__Task instructions__
Find every line in the records below that contains the word "this", and copy each such line.

===== Given data

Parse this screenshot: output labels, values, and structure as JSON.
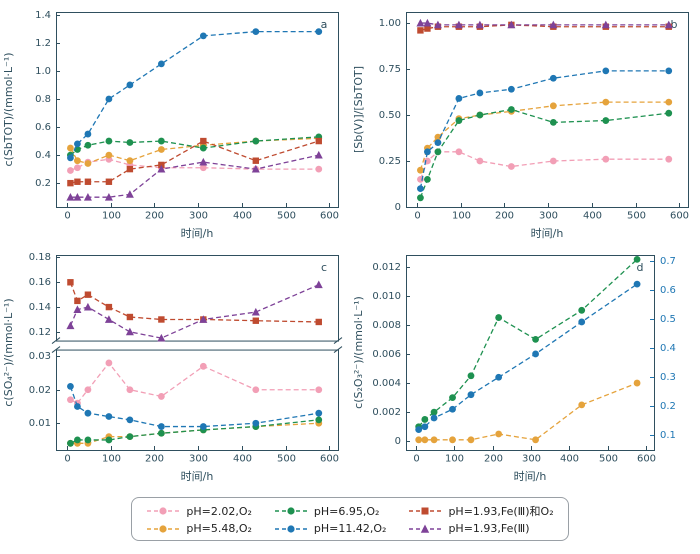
{
  "style": {
    "axis_color": "#2F4F5E",
    "background": "#ffffff",
    "right_axis_blue": "#1F77B4",
    "series_colors": {
      "pink": "#F29FB6",
      "orange": "#E5A33C",
      "green": "#1E9150",
      "blue": "#1F77B4",
      "red": "#BF4B30",
      "purple": "#7E4298"
    }
  },
  "legend": {
    "items": [
      {
        "label": "pH=2.02,O₂",
        "color": "#F29FB6",
        "marker": "circle"
      },
      {
        "label": "pH=6.95,O₂",
        "color": "#1E9150",
        "marker": "circle"
      },
      {
        "label": "pH=1.93,Fe(Ⅲ)和O₂",
        "color": "#BF4B30",
        "marker": "square"
      },
      {
        "label": "pH=5.48,O₂",
        "color": "#E5A33C",
        "marker": "circle"
      },
      {
        "label": "pH=11.42,O₂",
        "color": "#1F77B4",
        "marker": "circle"
      },
      {
        "label": "pH=1.93,Fe(Ⅲ)",
        "color": "#7E4298",
        "marker": "triangle"
      }
    ]
  },
  "chart_data": [
    {
      "type": "line",
      "panel": "a",
      "xlabel": "时间/h",
      "ylabel": "c(SbTOT)/(mmol·L⁻¹)",
      "xlim": [
        -25,
        620
      ],
      "xticks": [
        0,
        100,
        200,
        300,
        400,
        500,
        600
      ],
      "ylim": [
        0.03,
        1.42
      ],
      "ytick_vals": [
        0.2,
        0.4,
        0.6,
        0.8,
        1.0,
        1.2,
        1.4
      ],
      "ytick_labels": [
        "0.2",
        "0.4",
        "0.6",
        "0.8",
        "1.0",
        "1.2",
        "1.4"
      ],
      "x": [
        8,
        24,
        48,
        96,
        144,
        216,
        312,
        432,
        576
      ],
      "series": [
        {
          "name": "pH=2.02,O₂",
          "color": "#F29FB6",
          "marker": "circle",
          "values": [
            0.29,
            0.31,
            0.35,
            0.37,
            0.33,
            0.31,
            0.31,
            0.3,
            0.3
          ]
        },
        {
          "name": "pH=5.48,O₂",
          "color": "#E5A33C",
          "marker": "circle",
          "values": [
            0.45,
            0.36,
            0.34,
            0.4,
            0.36,
            0.44,
            0.47,
            0.5,
            0.52
          ]
        },
        {
          "name": "pH=6.95,O₂",
          "color": "#1E9150",
          "marker": "circle",
          "values": [
            0.4,
            0.44,
            0.47,
            0.5,
            0.49,
            0.5,
            0.45,
            0.5,
            0.53
          ]
        },
        {
          "name": "pH=11.42,O₂",
          "color": "#1F77B4",
          "marker": "circle",
          "values": [
            0.38,
            0.48,
            0.55,
            0.8,
            0.9,
            1.05,
            1.25,
            1.28,
            1.28
          ]
        },
        {
          "name": "pH=1.93,Fe(Ⅲ)和O₂",
          "color": "#BF4B30",
          "marker": "square",
          "values": [
            0.2,
            0.21,
            0.21,
            0.21,
            0.3,
            0.33,
            0.5,
            0.36,
            0.5
          ]
        },
        {
          "name": "pH=1.93,Fe(Ⅲ)",
          "color": "#7E4298",
          "marker": "triangle",
          "values": [
            0.1,
            0.1,
            0.1,
            0.1,
            0.12,
            0.3,
            0.35,
            0.3,
            0.4
          ]
        }
      ]
    },
    {
      "type": "line",
      "panel": "b",
      "xlabel": "时间/h",
      "ylabel": "[Sb(V)]/[SbTOT]",
      "xlim": [
        -25,
        620
      ],
      "xticks": [
        0,
        100,
        200,
        300,
        400,
        500,
        600
      ],
      "ylim": [
        0,
        1.06
      ],
      "ytick_vals": [
        0,
        0.25,
        0.5,
        0.75,
        1.0
      ],
      "ytick_labels": [
        "0",
        "0.25",
        "0.50",
        "0.75",
        "1.00"
      ],
      "x": [
        8,
        24,
        48,
        96,
        144,
        216,
        312,
        432,
        576
      ],
      "series": [
        {
          "name": "pH=2.02,O₂",
          "color": "#F29FB6",
          "marker": "circle",
          "values": [
            0.15,
            0.25,
            0.3,
            0.3,
            0.25,
            0.22,
            0.25,
            0.26,
            0.26
          ]
        },
        {
          "name": "pH=5.48,O₂",
          "color": "#E5A33C",
          "marker": "circle",
          "values": [
            0.2,
            0.32,
            0.38,
            0.48,
            0.5,
            0.52,
            0.55,
            0.57,
            0.57
          ]
        },
        {
          "name": "pH=6.95,O₂",
          "color": "#1E9150",
          "marker": "circle",
          "values": [
            0.05,
            0.15,
            0.3,
            0.47,
            0.5,
            0.53,
            0.46,
            0.47,
            0.51
          ]
        },
        {
          "name": "pH=11.42,O₂",
          "color": "#1F77B4",
          "marker": "circle",
          "values": [
            0.1,
            0.3,
            0.35,
            0.59,
            0.62,
            0.64,
            0.7,
            0.74,
            0.74
          ]
        },
        {
          "name": "pH=1.93,Fe(Ⅲ)和O₂",
          "color": "#BF4B30",
          "marker": "square",
          "values": [
            0.96,
            0.97,
            0.98,
            0.98,
            0.98,
            0.99,
            0.98,
            0.98,
            0.98
          ]
        },
        {
          "name": "pH=1.93,Fe(Ⅲ)",
          "color": "#7E4298",
          "marker": "triangle",
          "values": [
            1.0,
            1.0,
            0.99,
            0.99,
            0.99,
            0.99,
            0.99,
            0.99,
            0.99
          ]
        }
      ]
    },
    {
      "type": "line",
      "panel": "c",
      "xlabel": "时间/h",
      "ylabel": "c(SO₄²⁻)/(mmol·L⁻¹)",
      "xlim": [
        -25,
        620
      ],
      "xticks": [
        0,
        100,
        200,
        300,
        400,
        500,
        600
      ],
      "segments": [
        {
          "from": 0.002,
          "to": 0.032,
          "frac": 0.54
        },
        {
          "from": 0.113,
          "to": 0.182,
          "frac": 0.46
        }
      ],
      "ytick_vals": [
        0.01,
        0.02,
        0.03,
        0.12,
        0.14,
        0.16,
        0.18
      ],
      "ytick_labels": [
        "0.01",
        "0.02",
        "0.03",
        "0.12",
        "0.14",
        "0.16",
        "0.18"
      ],
      "x": [
        8,
        24,
        48,
        96,
        144,
        216,
        312,
        432,
        576
      ],
      "series": [
        {
          "name": "pH=2.02,O₂",
          "color": "#F29FB6",
          "marker": "circle",
          "values": [
            0.017,
            0.016,
            0.02,
            0.028,
            0.02,
            0.018,
            0.027,
            0.02,
            0.02
          ]
        },
        {
          "name": "pH=5.48,O₂",
          "color": "#E5A33C",
          "marker": "circle",
          "values": [
            0.004,
            0.004,
            0.004,
            0.006,
            0.006,
            0.007,
            0.008,
            0.009,
            0.01
          ]
        },
        {
          "name": "pH=6.95,O₂",
          "color": "#1E9150",
          "marker": "circle",
          "values": [
            0.004,
            0.005,
            0.005,
            0.005,
            0.006,
            0.007,
            0.008,
            0.009,
            0.011
          ]
        },
        {
          "name": "pH=11.42,O₂",
          "color": "#1F77B4",
          "marker": "circle",
          "values": [
            0.021,
            0.015,
            0.013,
            0.012,
            0.011,
            0.009,
            0.009,
            0.01,
            0.013
          ]
        },
        {
          "name": "pH=1.93,Fe(Ⅲ)和O₂",
          "color": "#BF4B30",
          "marker": "square",
          "values": [
            0.16,
            0.145,
            0.15,
            0.14,
            0.132,
            0.13,
            0.13,
            0.129,
            0.128
          ]
        },
        {
          "name": "pH=1.93,Fe(Ⅲ)",
          "color": "#7E4298",
          "marker": "triangle",
          "values": [
            0.125,
            0.138,
            0.14,
            0.13,
            0.12,
            0.115,
            0.13,
            0.136,
            0.158
          ]
        }
      ]
    },
    {
      "type": "line",
      "panel": "d",
      "xlabel": "时间/h",
      "ylabel": "c(S₂O₃²⁻)/(mmol·L⁻¹)",
      "xlim": [
        -25,
        620
      ],
      "xticks": [
        0,
        100,
        200,
        300,
        400,
        500,
        600
      ],
      "ylim": [
        -0.0006,
        0.0128
      ],
      "ytick_vals": [
        0,
        0.002,
        0.004,
        0.006,
        0.008,
        0.01,
        0.012
      ],
      "ytick_labels": [
        "0",
        "0.002",
        "0.004",
        "0.006",
        "0.008",
        "0.010",
        "0.012"
      ],
      "right_axis": {
        "color": "#1F77B4",
        "lim": [
          0.05,
          0.72
        ],
        "tick_vals": [
          0.1,
          0.2,
          0.3,
          0.4,
          0.5,
          0.6,
          0.7
        ],
        "tick_labels": [
          "0.1",
          "0.2",
          "0.3",
          "0.4",
          "0.5",
          "0.6",
          "0.7"
        ]
      },
      "x": [
        8,
        24,
        48,
        96,
        144,
        216,
        312,
        432,
        576
      ],
      "series": [
        {
          "name": "pH=5.48,O₂",
          "color": "#E5A33C",
          "marker": "circle",
          "values": [
            0.0001,
            0.0001,
            0.0001,
            0.0001,
            0.0001,
            0.0005,
            0.0001,
            0.0025,
            0.004
          ]
        },
        {
          "name": "pH=6.95,O₂",
          "color": "#1E9150",
          "marker": "circle",
          "values": [
            0.001,
            0.0015,
            0.002,
            0.003,
            0.0045,
            0.0085,
            0.007,
            0.009,
            0.0125
          ]
        },
        {
          "name": "pH=11.42,O₂",
          "color": "#1F77B4",
          "marker": "circle",
          "axis": "right",
          "values": [
            0.12,
            0.13,
            0.16,
            0.19,
            0.24,
            0.3,
            0.38,
            0.49,
            0.62
          ]
        }
      ]
    }
  ]
}
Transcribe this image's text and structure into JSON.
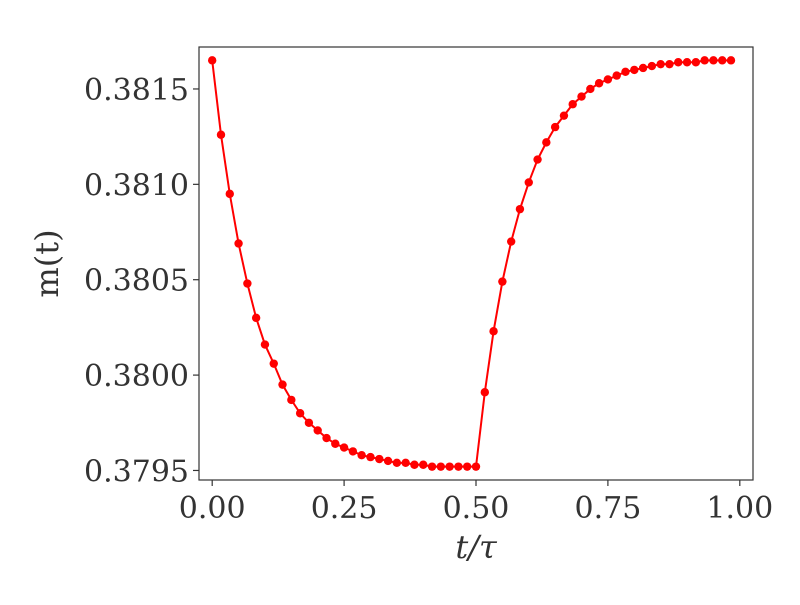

==========

__Reply to the task__
Parse this screenshot: output labels, values, and structure as JSON.
Transcribe this image's text and structure into JSON.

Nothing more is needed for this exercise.